## GOAL OF THE EXERCISE
Print the entries below word for word; the pictures stay out of your copy.

## Excerpts from a figure dataset
******************************

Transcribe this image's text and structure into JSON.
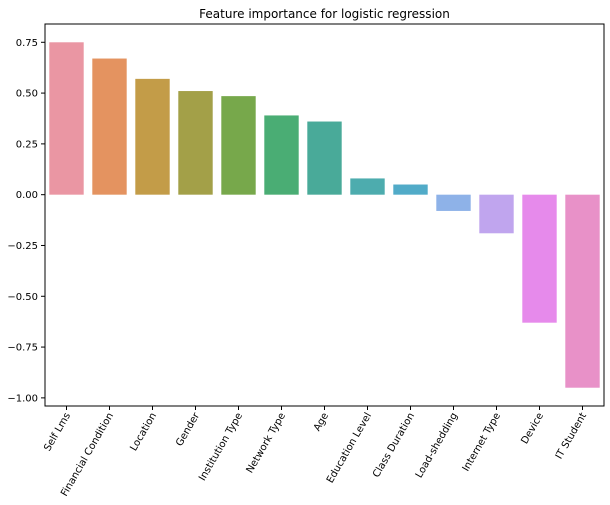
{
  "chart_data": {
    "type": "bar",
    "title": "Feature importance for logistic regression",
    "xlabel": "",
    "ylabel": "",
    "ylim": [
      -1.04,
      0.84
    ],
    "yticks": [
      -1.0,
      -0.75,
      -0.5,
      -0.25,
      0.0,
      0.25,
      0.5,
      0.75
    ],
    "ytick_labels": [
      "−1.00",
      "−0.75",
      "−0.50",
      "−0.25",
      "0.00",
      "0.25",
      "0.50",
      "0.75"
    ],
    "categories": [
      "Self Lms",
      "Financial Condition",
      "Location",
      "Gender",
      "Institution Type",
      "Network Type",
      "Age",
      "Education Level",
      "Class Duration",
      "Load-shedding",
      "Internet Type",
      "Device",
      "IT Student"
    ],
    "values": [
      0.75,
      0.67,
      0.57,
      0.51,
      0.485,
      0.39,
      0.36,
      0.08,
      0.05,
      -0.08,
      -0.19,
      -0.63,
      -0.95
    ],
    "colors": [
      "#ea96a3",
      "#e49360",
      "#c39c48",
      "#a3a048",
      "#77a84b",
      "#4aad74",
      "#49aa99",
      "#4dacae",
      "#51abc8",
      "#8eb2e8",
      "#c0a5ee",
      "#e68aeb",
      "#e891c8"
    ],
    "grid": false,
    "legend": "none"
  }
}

******************************

## FINISHED ANSWER
Transcribe this image's text and structure into JSON.
{
  "chart_data": {
    "type": "bar",
    "title": "Feature importance for logistic regression",
    "xlabel": "",
    "ylabel": "",
    "ylim": [
      -1.04,
      0.84
    ],
    "yticks": [
      -1.0,
      -0.75,
      -0.5,
      -0.25,
      0.0,
      0.25,
      0.5,
      0.75
    ],
    "ytick_labels": [
      "−1.00",
      "−0.75",
      "−0.50",
      "−0.25",
      "0.00",
      "0.25",
      "0.50",
      "0.75"
    ],
    "categories": [
      "Self Lms",
      "Financial Condition",
      "Location",
      "Gender",
      "Institution Type",
      "Network Type",
      "Age",
      "Education Level",
      "Class Duration",
      "Load-shedding",
      "Internet Type",
      "Device",
      "IT Student"
    ],
    "values": [
      0.75,
      0.67,
      0.57,
      0.51,
      0.485,
      0.39,
      0.36,
      0.08,
      0.05,
      -0.08,
      -0.19,
      -0.63,
      -0.95
    ],
    "colors": [
      "#ea96a3",
      "#e49360",
      "#c39c48",
      "#a3a048",
      "#77a84b",
      "#4aad74",
      "#49aa99",
      "#4dacae",
      "#51abc8",
      "#8eb2e8",
      "#c0a5ee",
      "#e68aeb",
      "#e891c8"
    ],
    "grid": false,
    "legend": "none"
  }
}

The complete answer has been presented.